-------- Given entries

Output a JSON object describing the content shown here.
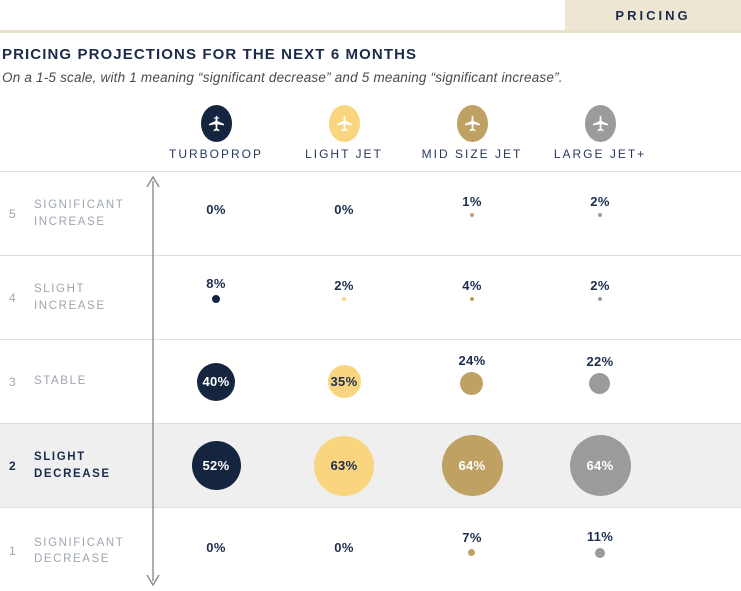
{
  "header": {
    "tab_label": "PRICING"
  },
  "title": "PRICING PROJECTIONS FOR THE NEXT 6 MONTHS",
  "subtitle": "On a 1-5 scale, with 1 meaning “significant decrease” and 5 meaning “significant increase”.",
  "palette": {
    "navy": "#15253F",
    "light_gold": "#F9D57F",
    "gold": "#BFA263",
    "gray": "#9B9B9D",
    "tab_background": "#ECE6D2",
    "tab_rule": "#E9E2CB",
    "row_highlight": "#EFEFEF",
    "divider": "#DEDEDE",
    "row_label_gray": "#9FA6AE",
    "text_navy": "#1D2D50"
  },
  "chart_data": {
    "type": "scatter",
    "subtype": "bubble-matrix",
    "title": "PRICING PROJECTIONS FOR THE NEXT 6 MONTHS",
    "value_unit": "%",
    "scale_range": [
      1,
      5
    ],
    "row_order": "top_to_bottom_scale_5_to_1",
    "axis_arrow": "vertical-double-headed",
    "grid": "horizontal-dividers",
    "columns": [
      {
        "label": "TURBOPROP",
        "icon": "turboprop-plane-icon",
        "color": "#15253F",
        "text_inside": "#FFFFFF"
      },
      {
        "label": "LIGHT JET",
        "icon": "light-jet-plane-icon",
        "color": "#F9D57F",
        "text_inside": "#1D2D50"
      },
      {
        "label": "MID SIZE JET",
        "icon": "mid-size-jet-plane-icon",
        "color": "#BFA263",
        "text_inside": "#FFFFFF"
      },
      {
        "label": "LARGE JET+",
        "icon": "large-jet-plane-icon",
        "color": "#9B9B9D",
        "text_inside": "#FFFFFF"
      }
    ],
    "rows": [
      {
        "scale": 5,
        "label": "SIGNIFICANT INCREASE",
        "highlight": false
      },
      {
        "scale": 4,
        "label": "SLIGHT INCREASE",
        "highlight": false
      },
      {
        "scale": 3,
        "label": "STABLE",
        "highlight": false
      },
      {
        "scale": 2,
        "label": "SLIGHT DECREASE",
        "highlight": true
      },
      {
        "scale": 1,
        "label": "SIGNIFICANT DECREASE",
        "highlight": false
      }
    ],
    "series": [
      {
        "name": "TURBOPROP",
        "values": [
          0,
          8,
          40,
          52,
          0
        ]
      },
      {
        "name": "LIGHT JET",
        "values": [
          0,
          2,
          35,
          63,
          0
        ]
      },
      {
        "name": "MID SIZE JET",
        "values": [
          1,
          4,
          24,
          64,
          7
        ]
      },
      {
        "name": "LARGE JET+",
        "values": [
          2,
          2,
          22,
          64,
          11
        ]
      }
    ]
  }
}
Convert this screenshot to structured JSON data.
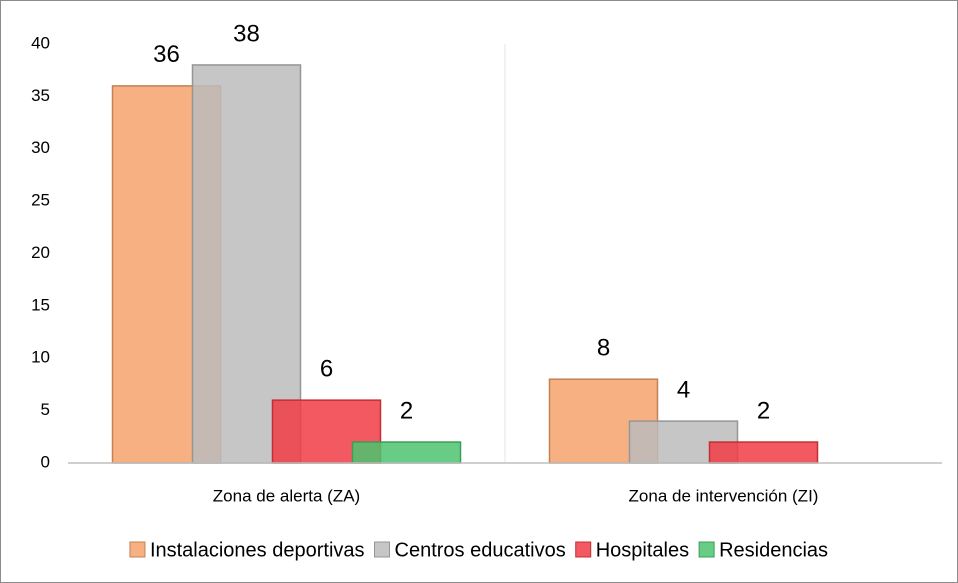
{
  "chart_data": {
    "type": "bar",
    "categories": [
      "Zona de alerta (ZA)",
      "Zona de intervención (ZI)"
    ],
    "series": [
      {
        "name": "Instalaciones deportivas",
        "color": "#f4a26b",
        "values": [
          36,
          8
        ]
      },
      {
        "name": "Centros educativos",
        "color": "#bcbcbc",
        "values": [
          38,
          4
        ]
      },
      {
        "name": "Hospitales",
        "color": "#f03c44",
        "values": [
          6,
          2
        ]
      },
      {
        "name": "Residencias",
        "color": "#4cc46e",
        "values": [
          2,
          null
        ]
      }
    ],
    "ylim": [
      0,
      40
    ],
    "yticks": [
      0,
      5,
      10,
      15,
      20,
      25,
      30,
      35,
      40
    ],
    "grid": false,
    "legend": "bottom"
  }
}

----------------

→ Stated task: Exclude all pictures and reproduce exactly the lines from the one containing "Convert this screenshot" through the final line of the entries above.

→ Task solution:
Convert this screenshot to structured JSON data.
{
  "chart_data": {
    "type": "bar",
    "categories": [
      "Zona de alerta (ZA)",
      "Zona de intervención (ZI)"
    ],
    "series": [
      {
        "name": "Instalaciones deportivas",
        "color": "#f4a26b",
        "values": [
          36,
          8
        ]
      },
      {
        "name": "Centros educativos",
        "color": "#bcbcbc",
        "values": [
          38,
          4
        ]
      },
      {
        "name": "Hospitales",
        "color": "#f03c44",
        "values": [
          6,
          2
        ]
      },
      {
        "name": "Residencias",
        "color": "#4cc46e",
        "values": [
          2,
          null
        ]
      }
    ],
    "ylim": [
      0,
      40
    ],
    "yticks": [
      0,
      5,
      10,
      15,
      20,
      25,
      30,
      35,
      40
    ],
    "grid": false,
    "legend": "bottom"
  }
}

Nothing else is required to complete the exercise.